§ TO DO
Locate every line in the records below that holds the word "JSON" and return each one.

(Collected data)
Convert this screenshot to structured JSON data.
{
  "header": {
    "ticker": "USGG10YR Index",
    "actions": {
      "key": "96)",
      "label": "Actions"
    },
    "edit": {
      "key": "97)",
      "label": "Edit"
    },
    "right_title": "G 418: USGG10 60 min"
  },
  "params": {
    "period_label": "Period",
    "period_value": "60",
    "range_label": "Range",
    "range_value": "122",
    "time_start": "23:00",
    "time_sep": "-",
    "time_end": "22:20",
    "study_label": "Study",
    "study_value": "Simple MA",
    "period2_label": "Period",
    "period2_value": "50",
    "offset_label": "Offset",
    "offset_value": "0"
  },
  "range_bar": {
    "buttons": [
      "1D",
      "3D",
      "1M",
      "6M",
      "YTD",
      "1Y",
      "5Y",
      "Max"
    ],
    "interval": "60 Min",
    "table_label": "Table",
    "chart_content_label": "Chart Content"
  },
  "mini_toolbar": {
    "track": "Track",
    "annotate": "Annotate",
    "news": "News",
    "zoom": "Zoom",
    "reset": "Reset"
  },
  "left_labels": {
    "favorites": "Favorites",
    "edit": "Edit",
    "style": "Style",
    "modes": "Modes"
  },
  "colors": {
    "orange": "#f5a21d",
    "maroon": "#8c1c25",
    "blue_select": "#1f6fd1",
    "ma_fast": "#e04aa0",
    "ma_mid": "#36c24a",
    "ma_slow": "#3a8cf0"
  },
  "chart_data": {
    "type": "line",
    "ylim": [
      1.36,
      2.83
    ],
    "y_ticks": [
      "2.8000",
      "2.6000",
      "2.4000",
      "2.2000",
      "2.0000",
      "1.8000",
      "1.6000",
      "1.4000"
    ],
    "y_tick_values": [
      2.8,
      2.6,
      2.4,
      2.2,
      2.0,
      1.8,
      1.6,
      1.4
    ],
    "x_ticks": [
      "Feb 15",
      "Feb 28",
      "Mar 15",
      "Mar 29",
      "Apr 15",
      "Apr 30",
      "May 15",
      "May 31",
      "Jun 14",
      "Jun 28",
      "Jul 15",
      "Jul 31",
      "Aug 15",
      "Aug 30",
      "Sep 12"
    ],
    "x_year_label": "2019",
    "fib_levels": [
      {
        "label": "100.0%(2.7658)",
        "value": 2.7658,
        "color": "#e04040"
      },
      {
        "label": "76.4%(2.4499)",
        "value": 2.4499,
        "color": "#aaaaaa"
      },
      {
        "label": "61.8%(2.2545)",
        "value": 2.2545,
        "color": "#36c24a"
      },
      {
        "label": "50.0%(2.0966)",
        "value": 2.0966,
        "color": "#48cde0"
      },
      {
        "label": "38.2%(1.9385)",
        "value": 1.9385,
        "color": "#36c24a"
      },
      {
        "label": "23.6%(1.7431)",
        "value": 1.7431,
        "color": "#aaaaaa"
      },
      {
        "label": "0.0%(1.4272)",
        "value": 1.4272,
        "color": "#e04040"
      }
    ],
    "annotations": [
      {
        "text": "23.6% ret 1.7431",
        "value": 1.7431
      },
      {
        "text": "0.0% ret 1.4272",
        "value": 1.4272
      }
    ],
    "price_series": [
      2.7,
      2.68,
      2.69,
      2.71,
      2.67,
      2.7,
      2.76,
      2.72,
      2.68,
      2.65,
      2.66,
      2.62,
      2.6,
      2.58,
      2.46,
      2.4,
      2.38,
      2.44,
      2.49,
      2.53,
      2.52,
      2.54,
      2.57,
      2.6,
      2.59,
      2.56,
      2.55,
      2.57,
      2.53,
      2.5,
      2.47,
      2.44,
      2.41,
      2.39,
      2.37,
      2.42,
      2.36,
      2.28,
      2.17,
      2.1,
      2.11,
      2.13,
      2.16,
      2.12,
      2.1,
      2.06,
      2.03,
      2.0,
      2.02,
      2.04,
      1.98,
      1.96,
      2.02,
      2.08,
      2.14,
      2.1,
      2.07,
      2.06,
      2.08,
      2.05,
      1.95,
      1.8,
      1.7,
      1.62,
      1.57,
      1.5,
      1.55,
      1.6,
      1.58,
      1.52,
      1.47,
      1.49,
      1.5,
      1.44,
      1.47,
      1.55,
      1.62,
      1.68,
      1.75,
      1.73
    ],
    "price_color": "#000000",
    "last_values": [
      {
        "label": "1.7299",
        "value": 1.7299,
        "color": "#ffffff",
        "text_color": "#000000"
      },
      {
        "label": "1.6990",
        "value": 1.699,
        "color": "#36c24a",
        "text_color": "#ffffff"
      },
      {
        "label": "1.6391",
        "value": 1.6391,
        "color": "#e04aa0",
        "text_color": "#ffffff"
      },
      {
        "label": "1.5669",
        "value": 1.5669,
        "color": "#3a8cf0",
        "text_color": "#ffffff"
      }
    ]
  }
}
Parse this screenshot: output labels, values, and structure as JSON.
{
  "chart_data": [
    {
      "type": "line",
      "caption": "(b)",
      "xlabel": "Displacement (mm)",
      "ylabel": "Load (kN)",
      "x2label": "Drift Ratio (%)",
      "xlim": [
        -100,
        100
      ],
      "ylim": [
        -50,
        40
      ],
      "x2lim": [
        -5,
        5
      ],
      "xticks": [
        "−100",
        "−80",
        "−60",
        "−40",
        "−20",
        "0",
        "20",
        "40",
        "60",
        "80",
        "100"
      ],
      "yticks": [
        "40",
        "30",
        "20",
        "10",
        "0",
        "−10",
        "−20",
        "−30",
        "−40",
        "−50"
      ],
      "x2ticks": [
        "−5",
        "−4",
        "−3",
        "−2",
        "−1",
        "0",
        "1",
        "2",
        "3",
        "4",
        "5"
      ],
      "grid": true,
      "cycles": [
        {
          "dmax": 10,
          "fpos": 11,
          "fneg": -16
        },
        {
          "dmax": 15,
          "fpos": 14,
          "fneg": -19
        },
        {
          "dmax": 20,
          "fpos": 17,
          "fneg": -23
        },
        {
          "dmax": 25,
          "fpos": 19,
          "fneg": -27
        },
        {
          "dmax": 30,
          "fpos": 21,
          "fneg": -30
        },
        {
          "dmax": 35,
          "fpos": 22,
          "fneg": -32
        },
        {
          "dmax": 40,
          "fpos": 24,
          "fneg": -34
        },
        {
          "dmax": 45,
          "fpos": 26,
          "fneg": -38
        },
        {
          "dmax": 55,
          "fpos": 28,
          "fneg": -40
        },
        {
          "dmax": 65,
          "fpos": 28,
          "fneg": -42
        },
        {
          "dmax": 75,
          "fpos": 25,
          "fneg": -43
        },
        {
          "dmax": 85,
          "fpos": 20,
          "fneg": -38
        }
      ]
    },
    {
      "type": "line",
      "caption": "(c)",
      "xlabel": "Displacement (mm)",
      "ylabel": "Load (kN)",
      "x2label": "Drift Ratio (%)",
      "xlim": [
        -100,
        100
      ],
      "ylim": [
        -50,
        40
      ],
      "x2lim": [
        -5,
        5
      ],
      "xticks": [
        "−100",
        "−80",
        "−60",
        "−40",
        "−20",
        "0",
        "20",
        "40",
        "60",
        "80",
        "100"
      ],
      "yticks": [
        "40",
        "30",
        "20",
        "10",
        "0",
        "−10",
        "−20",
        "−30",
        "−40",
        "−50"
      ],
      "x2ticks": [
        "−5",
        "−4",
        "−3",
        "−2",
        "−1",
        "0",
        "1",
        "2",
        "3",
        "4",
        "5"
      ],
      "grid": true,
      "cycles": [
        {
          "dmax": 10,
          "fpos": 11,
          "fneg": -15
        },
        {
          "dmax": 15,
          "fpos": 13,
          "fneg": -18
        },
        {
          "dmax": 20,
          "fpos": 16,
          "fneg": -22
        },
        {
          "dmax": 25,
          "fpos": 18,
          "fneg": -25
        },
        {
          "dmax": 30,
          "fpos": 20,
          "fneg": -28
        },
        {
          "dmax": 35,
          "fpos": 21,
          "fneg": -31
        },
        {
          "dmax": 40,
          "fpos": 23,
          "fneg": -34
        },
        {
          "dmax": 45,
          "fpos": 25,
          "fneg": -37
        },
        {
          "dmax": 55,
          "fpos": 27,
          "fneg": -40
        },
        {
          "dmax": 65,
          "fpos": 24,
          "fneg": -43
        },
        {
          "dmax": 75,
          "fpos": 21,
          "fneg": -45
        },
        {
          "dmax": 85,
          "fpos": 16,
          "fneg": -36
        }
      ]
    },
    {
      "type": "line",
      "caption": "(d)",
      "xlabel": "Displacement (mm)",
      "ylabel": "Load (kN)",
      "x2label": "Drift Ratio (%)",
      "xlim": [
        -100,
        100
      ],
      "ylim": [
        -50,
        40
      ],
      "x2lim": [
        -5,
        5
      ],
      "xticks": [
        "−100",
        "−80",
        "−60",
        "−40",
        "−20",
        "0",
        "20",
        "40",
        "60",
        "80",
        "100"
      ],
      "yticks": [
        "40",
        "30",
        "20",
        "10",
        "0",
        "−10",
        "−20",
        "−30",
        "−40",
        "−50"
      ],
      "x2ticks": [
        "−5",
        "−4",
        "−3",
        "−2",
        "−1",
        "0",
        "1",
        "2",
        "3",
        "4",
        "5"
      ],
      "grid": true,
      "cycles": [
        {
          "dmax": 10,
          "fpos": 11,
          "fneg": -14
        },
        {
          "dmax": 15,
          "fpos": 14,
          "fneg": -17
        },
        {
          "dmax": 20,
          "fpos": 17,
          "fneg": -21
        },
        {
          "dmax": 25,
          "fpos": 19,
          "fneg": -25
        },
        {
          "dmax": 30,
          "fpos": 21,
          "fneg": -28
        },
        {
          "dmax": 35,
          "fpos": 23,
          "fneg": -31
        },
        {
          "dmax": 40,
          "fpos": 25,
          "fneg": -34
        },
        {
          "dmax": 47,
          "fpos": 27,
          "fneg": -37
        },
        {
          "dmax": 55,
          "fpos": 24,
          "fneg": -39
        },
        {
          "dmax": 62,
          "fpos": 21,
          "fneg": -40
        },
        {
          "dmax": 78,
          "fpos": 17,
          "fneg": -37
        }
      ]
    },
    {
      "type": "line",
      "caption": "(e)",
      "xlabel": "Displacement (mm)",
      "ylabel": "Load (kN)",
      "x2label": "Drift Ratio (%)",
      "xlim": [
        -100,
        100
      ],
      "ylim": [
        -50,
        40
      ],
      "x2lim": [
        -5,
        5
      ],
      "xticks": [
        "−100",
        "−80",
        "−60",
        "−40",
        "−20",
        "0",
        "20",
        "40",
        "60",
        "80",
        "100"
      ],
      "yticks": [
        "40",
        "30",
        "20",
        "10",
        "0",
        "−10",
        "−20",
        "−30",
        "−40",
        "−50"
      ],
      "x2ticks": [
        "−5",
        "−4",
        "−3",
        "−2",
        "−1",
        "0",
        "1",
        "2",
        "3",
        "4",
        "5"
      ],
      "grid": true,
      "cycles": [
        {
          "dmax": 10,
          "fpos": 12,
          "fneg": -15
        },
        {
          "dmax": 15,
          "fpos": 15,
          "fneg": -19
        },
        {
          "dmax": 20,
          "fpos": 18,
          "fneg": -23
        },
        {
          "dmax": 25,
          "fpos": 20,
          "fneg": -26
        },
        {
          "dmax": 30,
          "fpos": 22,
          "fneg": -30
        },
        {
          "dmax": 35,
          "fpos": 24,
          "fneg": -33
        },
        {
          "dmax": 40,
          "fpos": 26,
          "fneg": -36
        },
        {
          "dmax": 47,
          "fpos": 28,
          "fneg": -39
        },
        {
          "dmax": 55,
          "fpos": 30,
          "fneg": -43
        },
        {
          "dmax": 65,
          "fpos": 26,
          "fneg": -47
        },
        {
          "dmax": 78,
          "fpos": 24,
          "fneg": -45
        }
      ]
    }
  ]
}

§ FINAL RESULT
Convert this screenshot to structured JSON data.
Parse this screenshot: output labels, values, and structure as JSON.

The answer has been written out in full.